▶ [Job]
Reproduce every line of the material below, but drop the pictures.

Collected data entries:
^^^^

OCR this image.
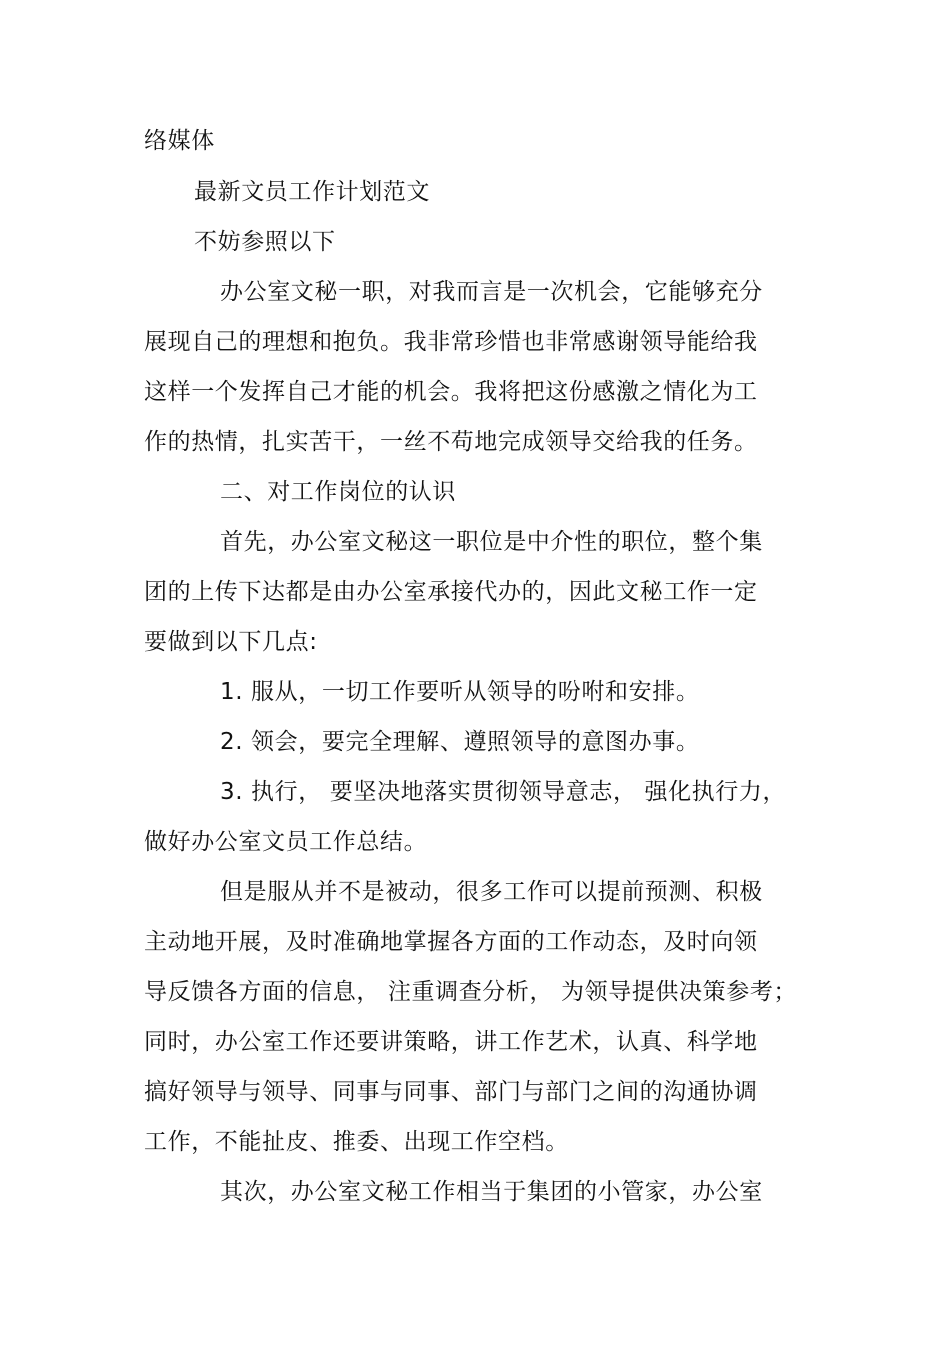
络媒体
最新文员工作计划范文
不妨参照以下
办公室文秘一职，对我而言是一次机会，它能够充分
展现自己的理想和抱负。我非常珍惜也非常感谢领导能给我
这样一个发挥自己才能的机会。我将把这份感激之情化为工
作的热情，扎实苦干，一丝不苟地完成领导交给我的任务。
二、对工作岗位的认识
首先，办公室文秘这一职位是中介性的职位，整个集
团的上传下达都是由办公室承接代办的，因此文秘工作一定
要做到以下几点:
1. 服从，一切工作要听从领导的吩咐和安排。
2. 领会，要完全理解、遵照领导的意图办事。
3. 执行， 要坚决地落实贯彻领导意志， 强化执行力，
做好办公室文员工作总结。
但是服从并不是被动，很多工作可以提前预测、积极
主动地开展，及时准确地掌握各方面的工作动态，及时向领
导反馈各方面的信息， 注重调查分析， 为领导提供决策参考；
同时，办公室工作还要讲策略，讲工作艺术，认真、科学地
搞好领导与领导、同事与同事、部门与部门之间的沟通协调
工作，不能扯皮、推委、出现工作空档。
其次，办公室文秘工作相当于集团的小管家，办公室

^^^^

▶ [Answer to the task]
OCR this image.
络媒体
最新文员工作计划范文
不妨参照以下
办公室文秘一职，对我而言是一次机会，它能够充分
展现自己的理想和抱负。我非常珍惜也非常感谢领导能给我
这样一个发挥自己才能的机会。我将把这份感激之情化为工
作的热情，扎实苦干，一丝不苟地完成领导交给我的任务。
二、对工作岗位的认识
首先，办公室文秘这一职位是中介性的职位，整个集
团的上传下达都是由办公室承接代办的，因此文秘工作一定
要做到以下几点:
1. 服从，一切工作要听从领导的吩咐和安排。
2. 领会，要完全理解、遵照领导的意图办事。
3. 执行， 要坚决地落实贯彻领导意志， 强化执行力，
做好办公室文员工作总结。
但是服从并不是被动，很多工作可以提前预测、积极
主动地开展，及时准确地掌握各方面的工作动态，及时向领
导反馈各方面的信息， 注重调查分析， 为领导提供决策参考；
同时，办公室工作还要讲策略，讲工作艺术，认真、科学地
搞好领导与领导、同事与同事、部门与部门之间的沟通协调
工作，不能扯皮、推委、出现工作空档。
其次，办公室文秘工作相当于集团的小管家，办公室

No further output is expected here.